# WHAT YOU HAVE TO DO
Your task is to copy the lines from the line containing "Serialize everything readable" through the end of the listing below, both included, without any pictures.

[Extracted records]

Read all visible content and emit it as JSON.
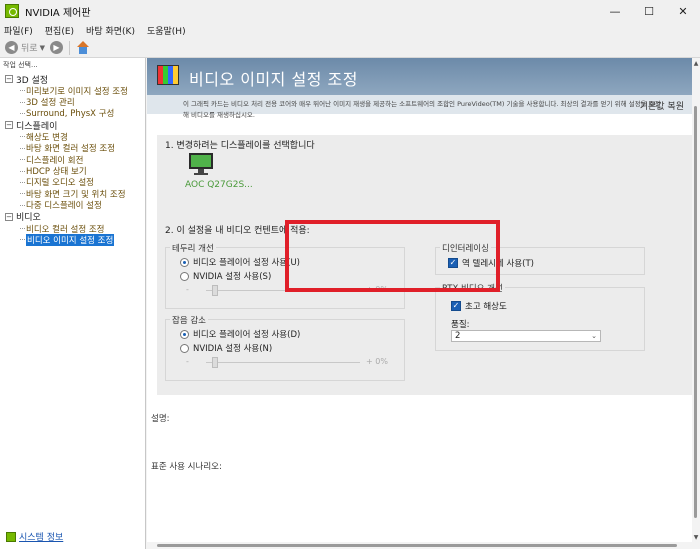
{
  "window": {
    "title": "NVIDIA 제어판",
    "minimize": "—",
    "maximize": "☐",
    "close": "✕"
  },
  "menu": [
    "파일(F)",
    "편집(E)",
    "바탕 화면(K)",
    "도움말(H)"
  ],
  "toolbar": {
    "back_label": "뒤로"
  },
  "task_panel": {
    "header": "작업 선택...",
    "categories": [
      {
        "label": "3D 설정",
        "items": [
          "미리보기로 이미지 설정 조정",
          "3D 설정 관리",
          "Surround, PhysX 구성"
        ]
      },
      {
        "label": "디스플레이",
        "items": [
          "해상도 변경",
          "바탕 화면 컬러 설정 조정",
          "디스플레이 회전",
          "HDCP 상태 보기",
          "디지털 오디오 설정",
          "바탕 화면 크기 및 위치 조정",
          "다중 디스플레이 설정"
        ]
      },
      {
        "label": "비디오",
        "items": [
          "비디오 컬러 설정 조정",
          "비디오 이미지 설정 조정"
        ]
      }
    ],
    "selected_item": "비디오 이미지 설정 조정",
    "system_info": "시스템 정보"
  },
  "page": {
    "title": "비디오 이미지 설정 조정",
    "restore": "기본값 복원",
    "intro_line1": "이 그래픽 카드는 비디오 처리 전용 코어와 매우 뛰어난 이미지 재생을 제공하는 소프트웨어의 조합인 PureVideo(TM) 기술을 사용합니다. 최상의 결과를 얻기 위해 설정을 조정",
    "intro_line2": "해 비디오를 재생하십시오."
  },
  "section1": {
    "title": "1. 변경하려는 디스플레이를 선택합니다",
    "display_name": "AOC Q27G2S..."
  },
  "section2": {
    "title": "2. 이 설정을 내 비디오 컨텐트에 적용:",
    "edge": {
      "title": "테두리 개선",
      "option_player": "비디오 플레이어 설정 사용(U)",
      "option_nvidia": "NVIDIA 설정 사용(S)",
      "slider_minus": "-",
      "slider_plus": "+ 0%",
      "selected": "player"
    },
    "noise": {
      "title": "잡음 감소",
      "option_player": "비디오 플레이어 설정 사용(D)",
      "option_nvidia": "NVIDIA 설정 사용(N)",
      "slider_minus": "-",
      "slider_plus": "+ 0%",
      "selected": "player"
    },
    "deinterlace": {
      "title": "디인터레이싱",
      "checkbox_label": "역 텔레시네 사용(T)",
      "checked": true
    },
    "rtx": {
      "title": "RTX 비디오 개선",
      "checkbox_label": "초고 해상도",
      "checked": true,
      "quality_label": "품질:",
      "quality_value": "2"
    }
  },
  "footer": {
    "description_label": "설명:",
    "usage_label": "표준 사용 시나리오:"
  },
  "colors": {
    "highlight": "#e01f29",
    "banner": "#7b97b3",
    "nvidia_green": "#76b900",
    "selection": "#1a74d2"
  }
}
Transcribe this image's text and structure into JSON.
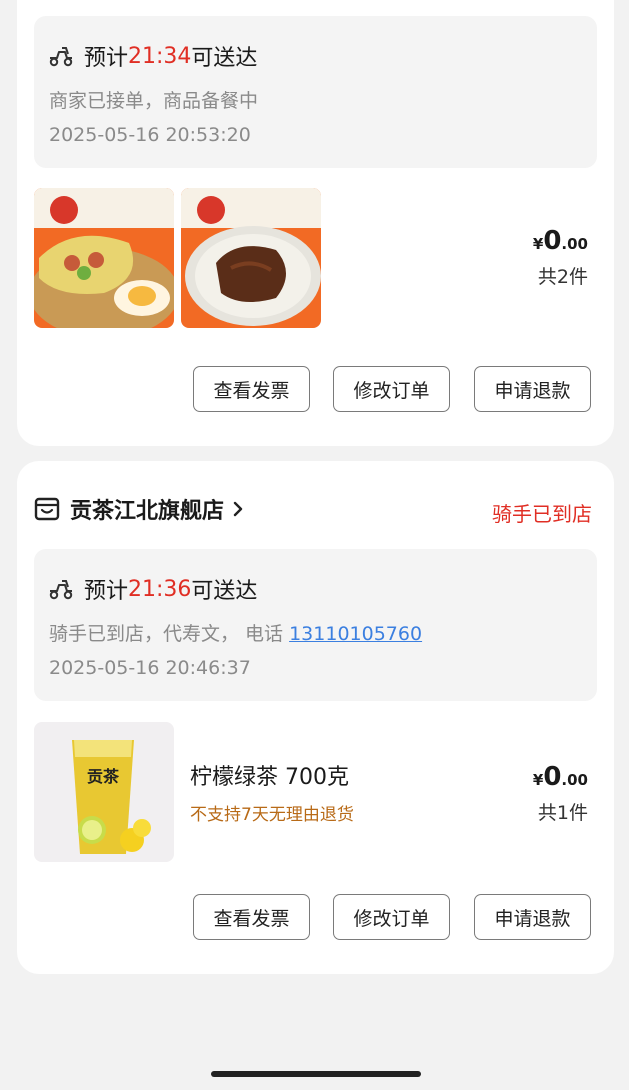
{
  "orders": [
    {
      "eta_prefix": "预计",
      "eta_time": "21:34",
      "eta_suffix": "可送达",
      "status_text": "商家已接单，商品备餐中",
      "timestamp": "2025-05-16 20:53:20",
      "price_symbol": "¥",
      "price_int": "0",
      "price_dec": ".00",
      "quantity": "共2件",
      "buttons": [
        "查看发票",
        "修改订单",
        "申请退款"
      ]
    },
    {
      "shop_name": "贡茶江北旗舰店",
      "shop_status": "骑手已到店",
      "eta_prefix": "预计",
      "eta_time": "21:36",
      "eta_suffix": "可送达",
      "status_text": "骑手已到店，代寿文， 电话 ",
      "phone": "13110105760",
      "timestamp": "2025-05-16 20:46:37",
      "product_name": "柠檬绿茶 700克",
      "product_note": "不支持7天无理由退货",
      "product_logo_text": "贡茶",
      "price_symbol": "¥",
      "price_int": "0",
      "price_dec": ".00",
      "quantity": "共1件",
      "buttons": [
        "查看发票",
        "修改订单",
        "申请退款"
      ]
    }
  ],
  "colors": {
    "accent_red": "#e02e24",
    "link_blue": "#3b7fe0",
    "note_orange": "#b86a17"
  },
  "icons": {
    "delivery": "scooter-icon",
    "shop": "shop-icon",
    "chevron": "chevron-right-icon"
  }
}
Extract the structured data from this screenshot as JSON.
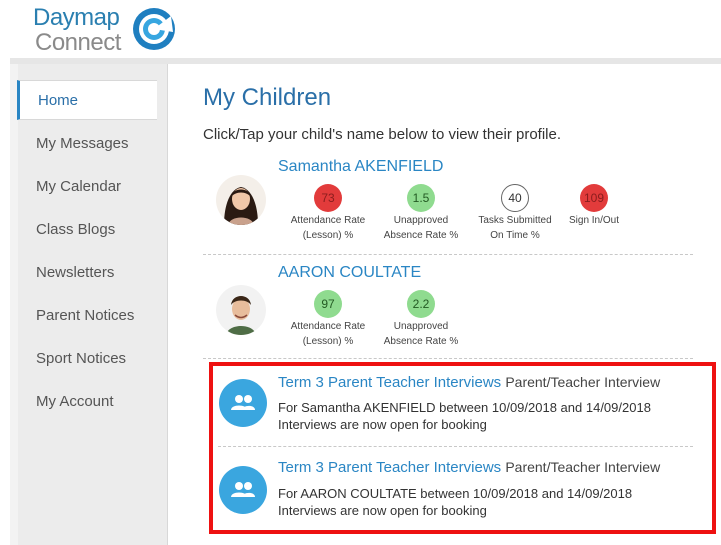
{
  "brand": {
    "line1": "Daymap",
    "line2": "Connect"
  },
  "sidebar": {
    "items": [
      {
        "label": "Home",
        "active": true
      },
      {
        "label": "My Messages"
      },
      {
        "label": "My Calendar"
      },
      {
        "label": "Class Blogs"
      },
      {
        "label": "Newsletters"
      },
      {
        "label": "Parent Notices"
      },
      {
        "label": "Sport Notices"
      },
      {
        "label": "My Account"
      }
    ]
  },
  "main": {
    "title": "My Children",
    "subtitle": "Click/Tap your child's name below to view their profile."
  },
  "children": [
    {
      "name": "Samantha AKENFIELD",
      "metrics": [
        {
          "value": "73",
          "label1": "Attendance Rate",
          "label2": "(Lesson) %",
          "color": "red"
        },
        {
          "value": "1.5",
          "label1": "Unapproved",
          "label2": "Absence Rate %",
          "color": "green"
        },
        {
          "value": "40",
          "label1": "Tasks Submitted",
          "label2": "On Time %",
          "color": "white"
        },
        {
          "value": "109",
          "label1": "Sign In/Out",
          "label2": "",
          "color": "red"
        }
      ]
    },
    {
      "name": "AARON COULTATE",
      "metrics": [
        {
          "value": "97",
          "label1": "Attendance Rate",
          "label2": "(Lesson) %",
          "color": "green"
        },
        {
          "value": "2.2",
          "label1": "Unapproved",
          "label2": "Absence Rate %",
          "color": "green"
        }
      ]
    }
  ],
  "notices": [
    {
      "title": "Term 3 Parent Teacher Interviews",
      "type": "Parent/Teacher Interview",
      "line1": "For Samantha AKENFIELD between 10/09/2018 and 14/09/2018",
      "line2": "Interviews are now open for booking"
    },
    {
      "title": "Term 3 Parent Teacher Interviews",
      "type": "Parent/Teacher Interview",
      "line1": "For AARON COULTATE between 10/09/2018 and 14/09/2018",
      "line2": "Interviews are now open for booking"
    }
  ],
  "colors": {
    "accent": "#2a86c4",
    "highlight": "#ee1111",
    "red": "#e23b3b",
    "green": "#8fdb8f"
  }
}
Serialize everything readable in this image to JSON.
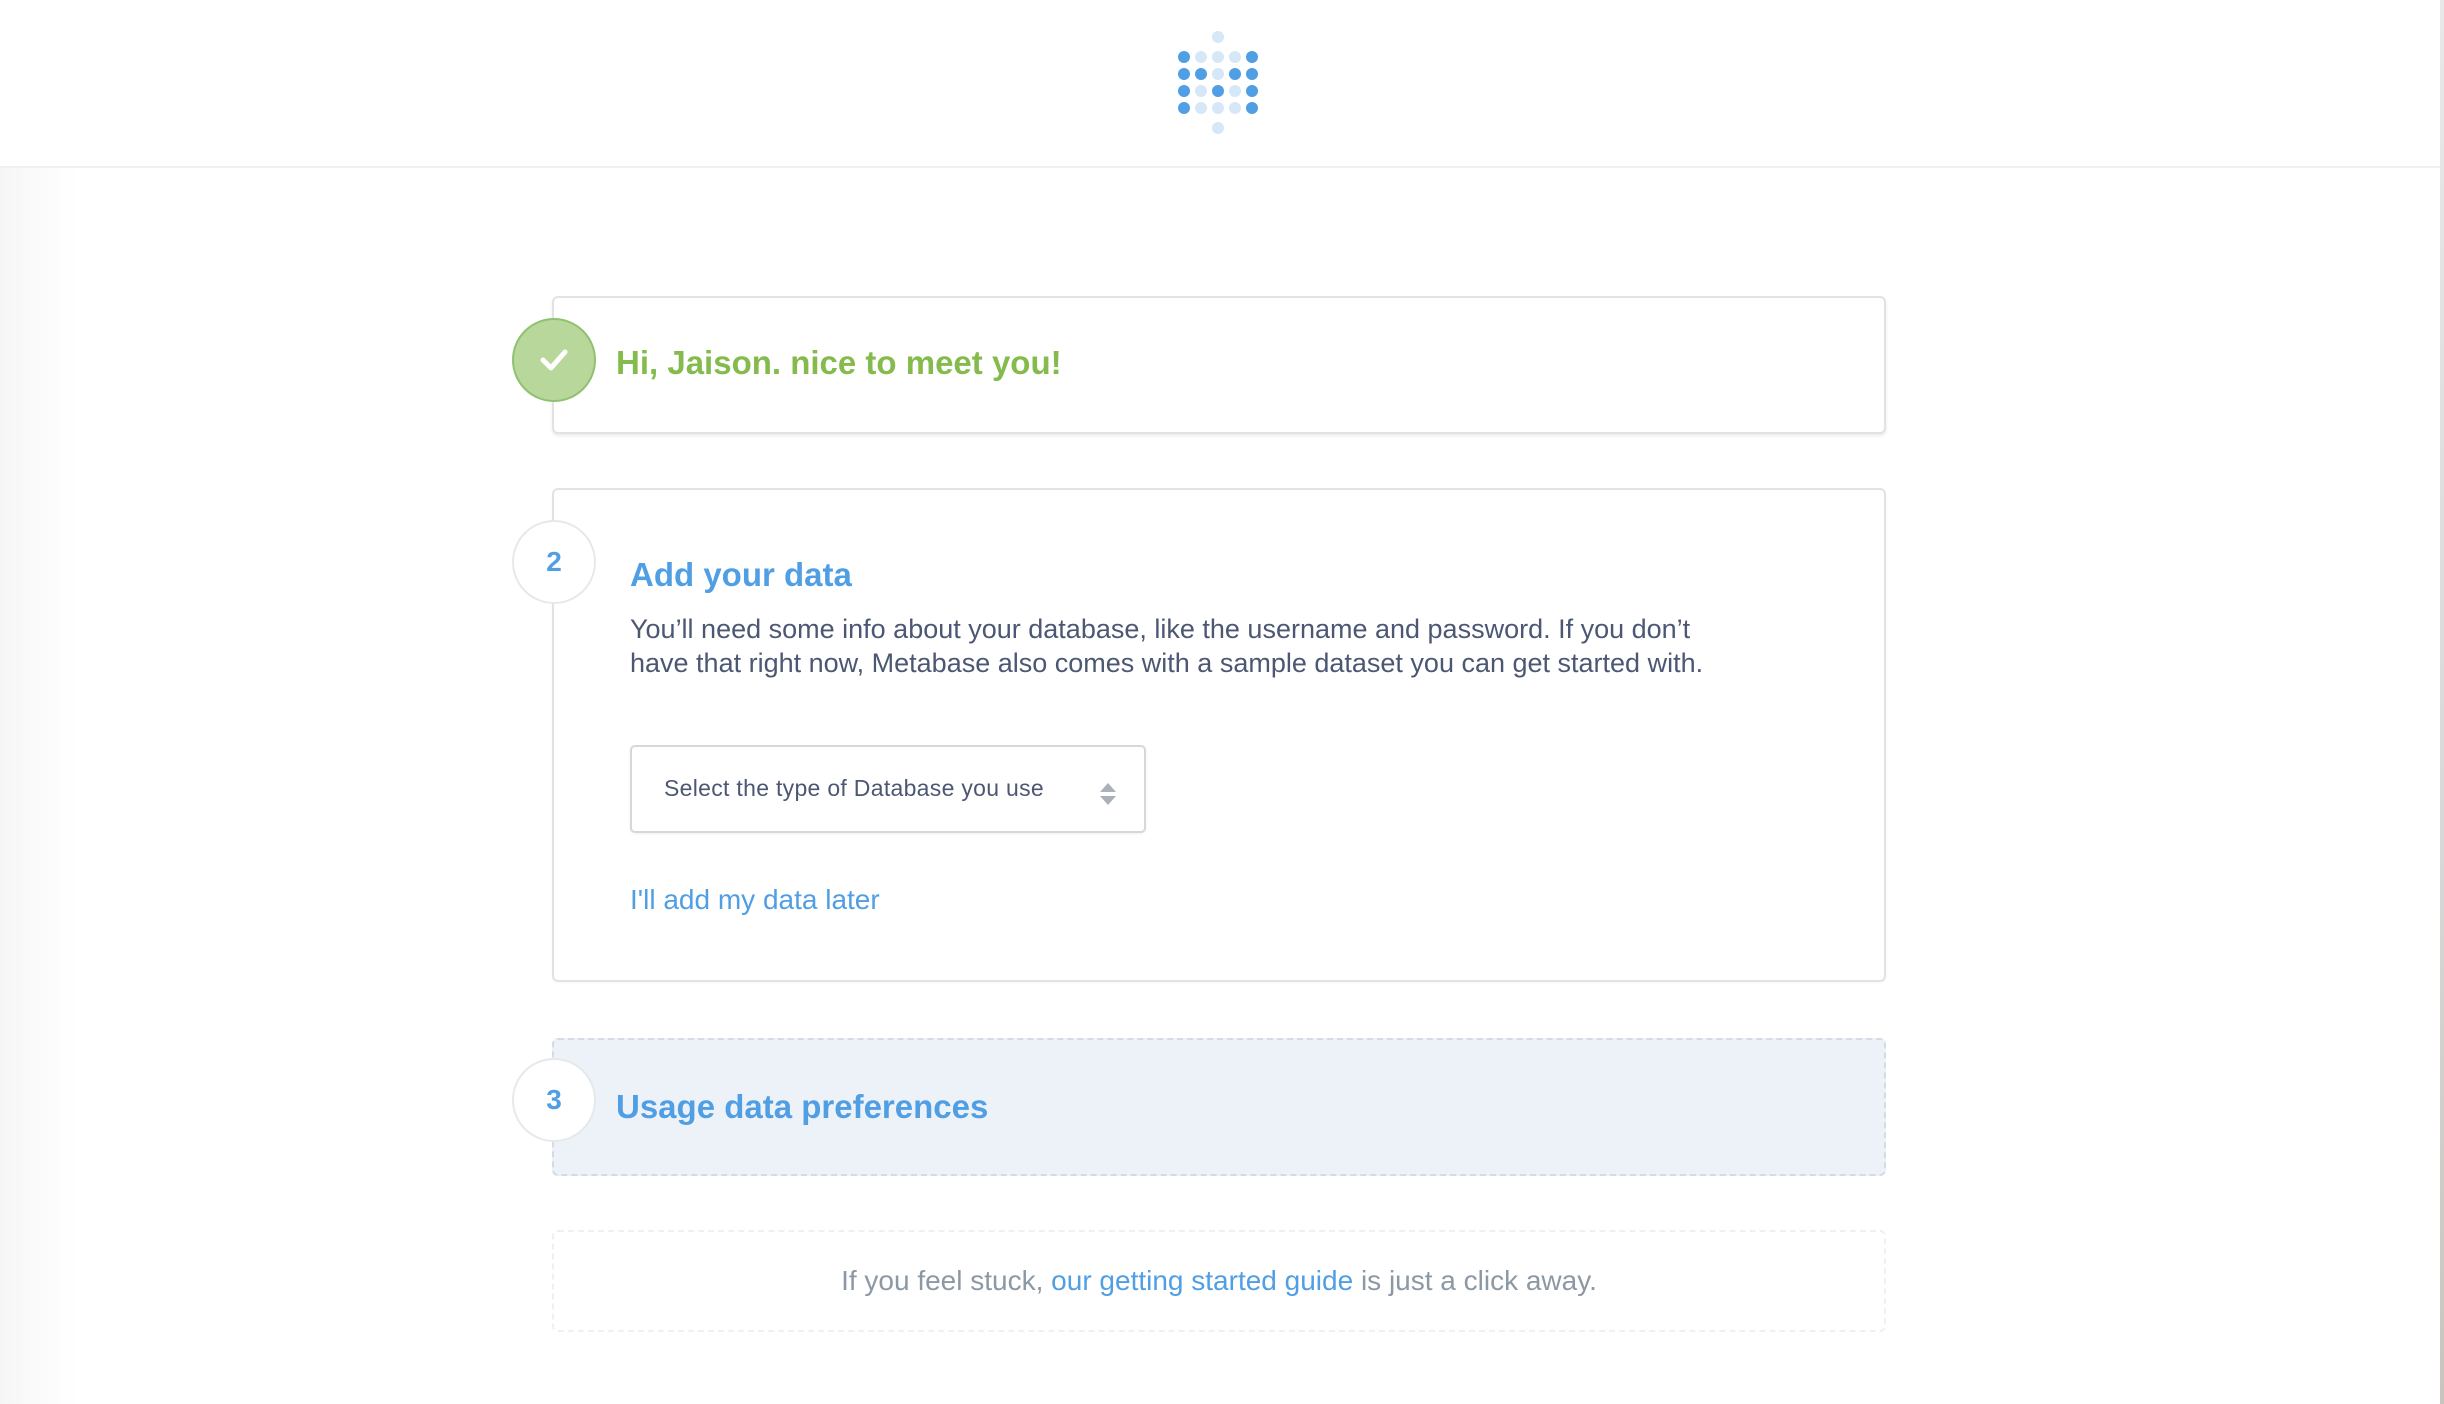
{
  "header": {
    "logo_icon": "metabase-logo-icon"
  },
  "steps": {
    "step1": {
      "icon": "check-icon",
      "title": "Hi, Jaison. nice to meet you!"
    },
    "step2": {
      "number": "2",
      "title": "Add your data",
      "description": "You’ll need some info about your database, like the username and password. If you don’t have that right now, Metabase also comes with a sample dataset you can get started with.",
      "select_placeholder": "Select the type of Database you use",
      "later_link": "I'll add my data later"
    },
    "step3": {
      "number": "3",
      "title": "Usage data preferences"
    }
  },
  "help": {
    "prefix": "If you feel stuck,",
    "link": "our getting started guide",
    "suffix": "is just a click away."
  },
  "colors": {
    "brand_blue": "#509ee3",
    "success_green": "#84bb4c",
    "text_dark": "#4c5773",
    "text_muted": "#8c98a4",
    "inactive_bg": "#edf2f8"
  }
}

# COMPLETE OUTPUT
Serialize everything readable in this image to JSON.
{
  "header": {
    "logo_icon": "metabase-logo-icon"
  },
  "steps": {
    "step1": {
      "icon": "check-icon",
      "title": "Hi, Jaison. nice to meet you!"
    },
    "step2": {
      "number": "2",
      "title": "Add your data",
      "description": "You’ll need some info about your database, like the username and password. If you don’t have that right now, Metabase also comes with a sample dataset you can get started with.",
      "select_placeholder": "Select the type of Database you use",
      "later_link": "I'll add my data later"
    },
    "step3": {
      "number": "3",
      "title": "Usage data preferences"
    }
  },
  "help": {
    "prefix": "If you feel stuck,",
    "link": "our getting started guide",
    "suffix": "is just a click away."
  },
  "colors": {
    "brand_blue": "#509ee3",
    "success_green": "#84bb4c",
    "text_dark": "#4c5773",
    "text_muted": "#8c98a4",
    "inactive_bg": "#edf2f8"
  }
}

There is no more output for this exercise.